[Stored items from a collection]
+---+

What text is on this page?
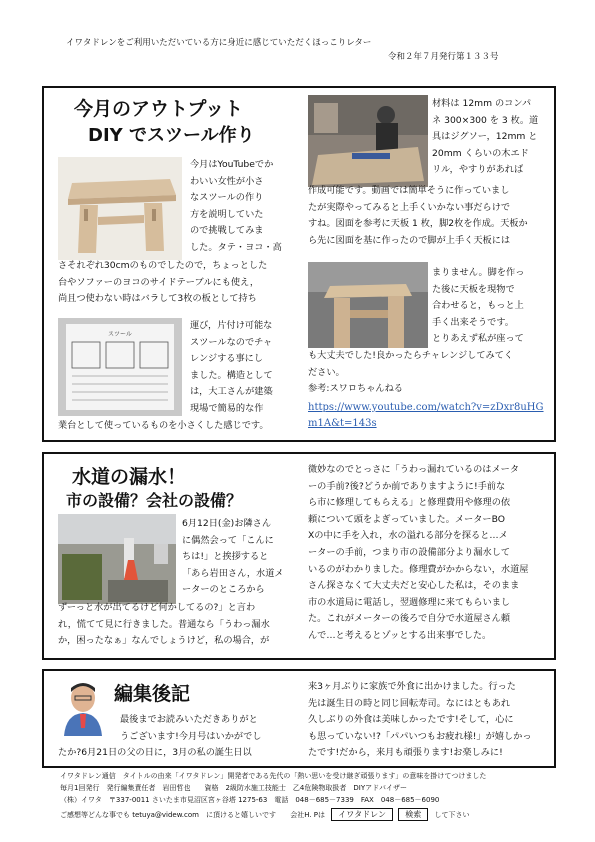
イワタドレンをご利用いただいている方に身近に感じていただくほっこりレター
令和２年７月発行第１３３号
今月のアウトプット
DIY でスツール作り
今月はYouTubeでか
わいい女性が小さ
なスツールの作り
方を説明していた
ので挑戦してみま
した。タテ・ヨコ・高
さそれぞれ30cmのものでしたので，ちょっとした
台やソファーのヨコのサイドテーブルにも使え，
尚且つ使わない時はバラして3枚の板として持ち
スツール
運び，片付け可能な
スツールなのでチャ
レンジする事にし
ました。構造として
は，大工さんが建築
現場で簡易的な作
業台として使っているものを小さくした感じです。
材料は 12mm のコンパ
ネ 300×300 を 3 枚。道
具はジグソー，12mm と
20mm くらいの木エド
リル，やすりがあれば
作成可能です。動画では簡単そうに作っていまし
たが実際やってみると上手くいかない事だらけで
すね。図面を参考に天板 1 枚，脚2枚を作成。天板か
ら先に図面を基に作ったので脚が上手く天板には
まりません。脚を作っ
た後に天板を現物で
合わせると，もっと上
手く出来そうです。
とりあえず私が座って
も大丈夫でした!良かったらチャレンジしてみてく
ださい。
参考:スワロちゃんねる
https://www.youtube.com/watch?v=zDxr8uHG
m1A&t=143s
水道の漏水！
市の設備？会社の設備？
6月12日(金)お隣さん
に偶然会って「こんに
ちは!」と挨拶すると
「あら岩田さん，水道メ
ーターのところから
ずーっと水が出てるけど何かしてるの?」と言わ
れ，慌てて見に行きました。普通なら「うわっ漏水
か，困ったなぁ」なんでしょうけど，私の場合，が
微妙なのでとっさに「うわっ漏れているのはメータ
ーの手前?後?どうか前でありますように!手前な
ら市に修理してもらえる」と修理費用や修理の依
頼について頭をよぎっていました。メーターBO
Xの中に手を入れ，水の溢れる部分を探ると…メ
ーターの手前，つまり市の設備部分より漏水して
いるのがわかりました。修理費がかからない，水道屋
さん探さなくて大丈夫だと安心した私は，そのまま
市の水道局に電話し，翌週修理に来てもらいまし
た。これがメーターの後ろで自分で水道屋さん頼
んで…と考えるとゾッとする出来事でした。
編集後記
最後までお読みいただきありがと
うございます!今月号はいかがでし
たか?6月21日の父の日に，3月の私の誕生日以
来3ヶ月ぶりに家族で外食に出かけました。行った
先は誕生日の時と同じ回転寿司。なにはともあれ
久しぶりの外食は美味しかったです!そして，心に
も思っていない!?「パパいつもお疲れ様!」が嬉しかっ
たです!だから，来月も頑張ります!お楽しみに!
イワタドレン通信　タイトルの由来「イワタドレン」開発者である先代の「熱い思いを受け継ぎ頑張ります」の意味を掛けてつけました
毎月1回発行　発行編集責任者　岩田哲也　　資格　2級防水施工技能士　乙4危険物取扱者　DIYアドバイザー
（株）イワタ　〒337-0011 さいたま市見沼区宮ヶ谷塔 1275-63　電話　048－685－7339　FAX　048－685－6090
ご感想等どんな事でも tetuya@videw.com　に頂けると嬉しいです 会社H. Pは イワタドレン 検索 して下さい
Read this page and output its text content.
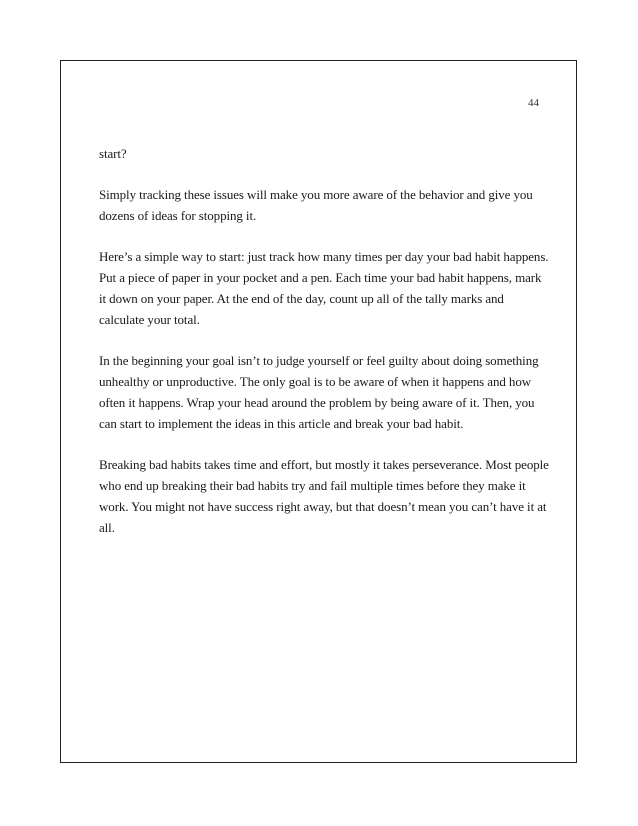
44

start?

Simply tracking these issues will make you more aware of the behavior and give you dozens of ideas for stopping it.

Here’s a simple way to start: just track how many times per day your bad habit happens. Put a piece of paper in your pocket and a pen. Each time your bad habit happens, mark it down on your paper. At the end of the day, count up all of the tally marks and calculate your total.

In the beginning your goal isn’t to judge yourself or feel guilty about doing something unhealthy or unproductive. The only goal is to be aware of when it happens and how often it happens. Wrap your head around the problem by being aware of it. Then, you can start to implement the ideas in this article and break your bad habit.

Breaking bad habits takes time and effort, but mostly it takes perseverance. Most people who end up breaking their bad habits try and fail multiple times before they make it work. You might not have success right away, but that doesn’t mean you can’t have it at all.
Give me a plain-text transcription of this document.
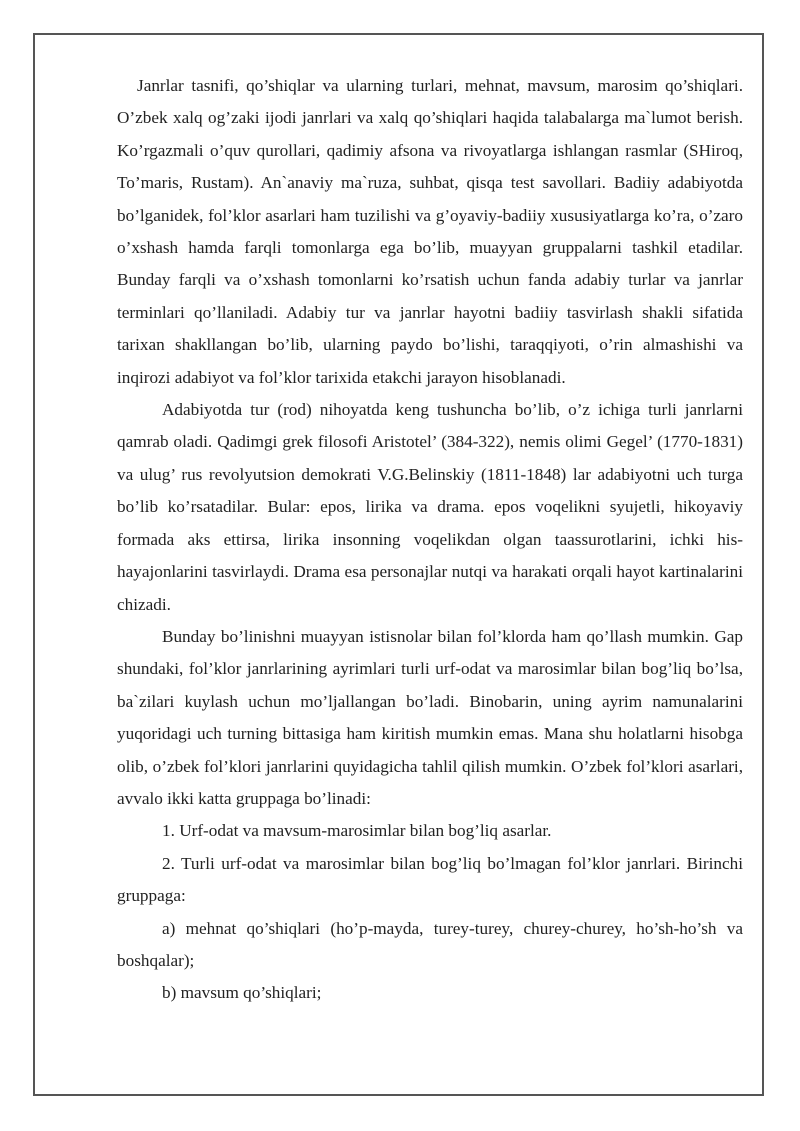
Janrlar tasnifi, qo’shiqlar va ularning turlari, mehnat, mavsum, marosim qo’shiqlari. O’zbek xalq og’zaki ijodi janrlari va xalq qo’shiqlari haqida talabalarga ma`lumot berish. Ko’rgazmali o’quv qurollari, qadimiy afsona va rivoyatlarga ishlangan rasmlar (SHiroq, To’maris, Rustam). An`anaviy ma`ruza, suhbat, qisqa test savollari. Badiiy adabiyotda bo’lganidek, fol’klor asarlari ham tuzilishi va g’oyaviy-badiiy xususiyatlarga ko’ra, o’zaro o’xshash hamda farqli tomonlarga ega bo’lib, muayyan gruppalarni tashkil etadilar. Bunday farqli va o’xshash tomonlarni ko’rsatish uchun fanda adabiy turlar va janrlar terminlari qo’llaniladi. Adabiy tur va janrlar hayotni badiiy tasvirlash shakli sifatida tarixan shakllangan bo’lib, ularning paydo bo’lishi, taraqqiyoti, o’rin almashishi va inqirozi adabiyot va fol’klor tarixida etakchi jarayon hisoblanadi.

Adabiyotda tur (rod) nihoyatda keng tushuncha bo’lib, o’z ichiga turli janrlarni qamrab oladi. Qadimgi grek filosofi Aristotel’ (384-322), nemis olimi Gegel’ (1770-1831) va ulug’ rus revolyutsion demokrati V.G.Belinskiy (1811-1848) lar adabiyotni uch turga bo’lib ko’rsatadilar. Bular: epos, lirika va drama. epos voqelikni syujetli, hikoyaviy formada aks ettirsa, lirika insonning voqelikdan olgan taassurotlarini, ichki his-hayajonlarini tasvirlaydi. Drama esa personajlar nutqi va harakati orqali hayot kartinalarini chizadi.

Bunday bo’linishni muayyan istisnolar bilan fol’klorda ham qo’llash mumkin. Gap shundaki, fol’klor janrlarining ayrimlari turli urf-odat va marosimlar bilan bog’liq bo’lsa, ba`zilari kuylash uchun mo’ljallangan bo’ladi. Binobarin, uning ayrim namunalarini yuqoridagi uch turning bittasiga ham kiritish mumkin emas. Mana shu holatlarni hisobga olib, o’zbek fol’klori janrlarini quyidagicha tahlil qilish mumkin. O’zbek fol’klori asarlari, avvalo ikki katta gruppaga bo’linadi:

1. Urf-odat va mavsum-marosimlar bilan bog’liq asarlar.

2. Turli urf-odat va marosimlar bilan bog’liq bo’lmagan fol’klor janrlari. Birinchi gruppaga:

a) mehnat qo’shiqlari (ho’p-mayda, turey-turey, churey-churey, ho’sh-ho’sh va boshqalar);

b) mavsum qo’shiqlari;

+---+

Copy the material above in full and exactly, skipping pictures.

What text is on this page?
イワタドレンをご利用いただいている方に身近に感じていただくほっこりレター
令和２年７月発行第１３３号
今月のアウトプット
DIY でスツール作り
今月はYouTubeでか
わいい女性が小さ
なスツールの作り
方を説明していた
ので挑戦してみま
した。タテ・ヨコ・高
さそれぞれ30cmのものでしたので，ちょっとした
台やソファーのヨコのサイドテーブルにも使え，
尚且つ使わない時はバラして3枚の板として持ち
スツール
運び，片付け可能な
スツールなのでチャ
レンジする事にし
ました。構造として
は，大工さんが建築
現場で簡易的な作
業台として使っているものを小さくした感じです。
材料は 12mm のコンパ
ネ 300×300 を 3 枚。道
具はジグソー，12mm と
20mm くらいの木エド
リル，やすりがあれば
作成可能です。動画では簡単そうに作っていまし
たが実際やってみると上手くいかない事だらけで
すね。図面を参考に天板 1 枚，脚2枚を作成。天板か
ら先に図面を基に作ったので脚が上手く天板には
まりません。脚を作っ
た後に天板を現物で
合わせると，もっと上
手く出来そうです。
とりあえず私が座って
も大丈夫でした!良かったらチャレンジしてみてく
ださい。
参考:スワロちゃんねる
https://www.youtube.com/watch?v=zDxr8uHG
m1A&t=143s
水道の漏水！
市の設備？会社の設備？
6月12日(金)お隣さん
に偶然会って「こんに
ちは!」と挨拶すると
「あら岩田さん，水道メ
ーターのところから
ずーっと水が出てるけど何かしてるの?」と言わ
れ，慌てて見に行きました。普通なら「うわっ漏水
か，困ったなぁ」なんでしょうけど，私の場合，が
微妙なのでとっさに「うわっ漏れているのはメータ
ーの手前?後?どうか前でありますように!手前な
ら市に修理してもらえる」と修理費用や修理の依
頼について頭をよぎっていました。メーターBO
Xの中に手を入れ，水の溢れる部分を探ると…メ
ーターの手前，つまり市の設備部分より漏水して
いるのがわかりました。修理費がかからない，水道屋
さん探さなくて大丈夫だと安心した私は，そのまま
市の水道局に電話し，翌週修理に来てもらいまし
た。これがメーターの後ろで自分で水道屋さん頼
んで…と考えるとゾッとする出来事でした。
編集後記
最後までお読みいただきありがと
うございます!今月号はいかがでし
たか?6月21日の父の日に，3月の私の誕生日以
来3ヶ月ぶりに家族で外食に出かけました。行った
先は誕生日の時と同じ回転寿司。なにはともあれ
久しぶりの外食は美味しかったです!そして，心に
も思っていない!?「パパいつもお疲れ様!」が嬉しかっ
たです!だから，来月も頑張ります!お楽しみに!
イワタドレン通信　タイトルの由来「イワタドレン」開発者である先代の「熱い思いを受け継ぎ頑張ります」の意味を掛けてつけました
毎月1回発行　発行編集責任者　岩田哲也　　資格　2級防水施工技能士　乙4危険物取扱者　DIYアドバイザー
（株）イワタ　〒337-0011 さいたま市見沼区宮ヶ谷塔 1275-63　電話　048－685－7339　FAX　048－685－6090
ご感想等どんな事でも tetuya@videw.com　に頂けると嬉しいです 会社H. Pは イワタドレン 検索 して下さい
Read this page and output its text content.
44

start?

Simply tracking these issues will make you more aware of the behavior and give you dozens of ideas for stopping it.

Here’s a simple way to start: just track how many times per day your bad habit happens. Put a piece of paper in your pocket and a pen. Each time your bad habit happens, mark it down on your paper. At the end of the day, count up all of the tally marks and calculate your total.

In the beginning your goal isn’t to judge yourself or feel guilty about doing something unhealthy or unproductive. The only goal is to be aware of when it happens and how often it happens. Wrap your head around the problem by being aware of it. Then, you can start to implement the ideas in this article and break your bad habit.

Breaking bad habits takes time and effort, but mostly it takes perseverance. Most people who end up breaking their bad habits try and fail multiple times before they make it work. You might not have success right away, but that doesn’t mean you can’t have it at all.
Give me a plain-text transcription of this document.
Janrlar tasnifi, qo’shiqlar va ularning turlari, mehnat, mavsum, marosim qo’shiqlari. O’zbek xalq og’zaki ijodi janrlari va xalq qo’shiqlari haqida talabalarga ma`lumot berish. Ko’rgazmali o’quv qurollari, qadimiy afsona va rivoyatlarga ishlangan rasmlar (SHiroq, To’maris, Rustam). An`anaviy ma`ruza, suhbat, qisqa test savollari. Badiiy adabiyotda bo’lganidek, fol’klor asarlari ham tuzilishi va g’oyaviy-badiiy xususiyatlarga ko’ra, o’zaro o’xshash hamda farqli tomonlarga ega bo’lib, muayyan gruppalarni tashkil etadilar. Bunday farqli va o’xshash tomonlarni ko’rsatish uchun fanda adabiy turlar va janrlar terminlari qo’llaniladi. Adabiy tur va janrlar hayotni badiiy tasvirlash shakli sifatida tarixan shakllangan bo’lib, ularning paydo bo’lishi, taraqqiyoti, o’rin almashishi va inqirozi adabiyot va fol’klor tarixida etakchi jarayon hisoblanadi.

Adabiyotda tur (rod) nihoyatda keng tushuncha bo’lib, o’z ichiga turli janrlarni qamrab oladi. Qadimgi grek filosofi Aristotel’ (384-322), nemis olimi Gegel’ (1770-1831) va ulug’ rus revolyutsion demokrati V.G.Belinskiy (1811-1848) lar adabiyotni uch turga bo’lib ko’rsatadilar. Bular: epos, lirika va drama. epos voqelikni syujetli, hikoyaviy formada aks ettirsa, lirika insonning voqelikdan olgan taassurotlarini, ichki his-hayajonlarini tasvirlaydi. Drama esa personajlar nutqi va harakati orqali hayot kartinalarini chizadi.

Bunday bo’linishni muayyan istisnolar bilan fol’klorda ham qo’llash mumkin. Gap shundaki, fol’klor janrlarining ayrimlari turli urf-odat va marosimlar bilan bog’liq bo’lsa, ba`zilari kuylash uchun mo’ljallangan bo’ladi. Binobarin, uning ayrim namunalarini yuqoridagi uch turning bittasiga ham kiritish mumkin emas. Mana shu holatlarni hisobga olib, o’zbek fol’klori janrlarini quyidagicha tahlil qilish mumkin. O’zbek fol’klori asarlari, avvalo ikki katta gruppaga bo’linadi:

1. Urf-odat va mavsum-marosimlar bilan bog’liq asarlar.

2. Turli urf-odat va marosimlar bilan bog’liq bo’lmagan fol’klor janrlari. Birinchi gruppaga:

a) mehnat qo’shiqlari (ho’p-mayda, turey-turey, churey-churey, ho’sh-ho’sh va boshqalar);

b) mavsum qo’shiqlari;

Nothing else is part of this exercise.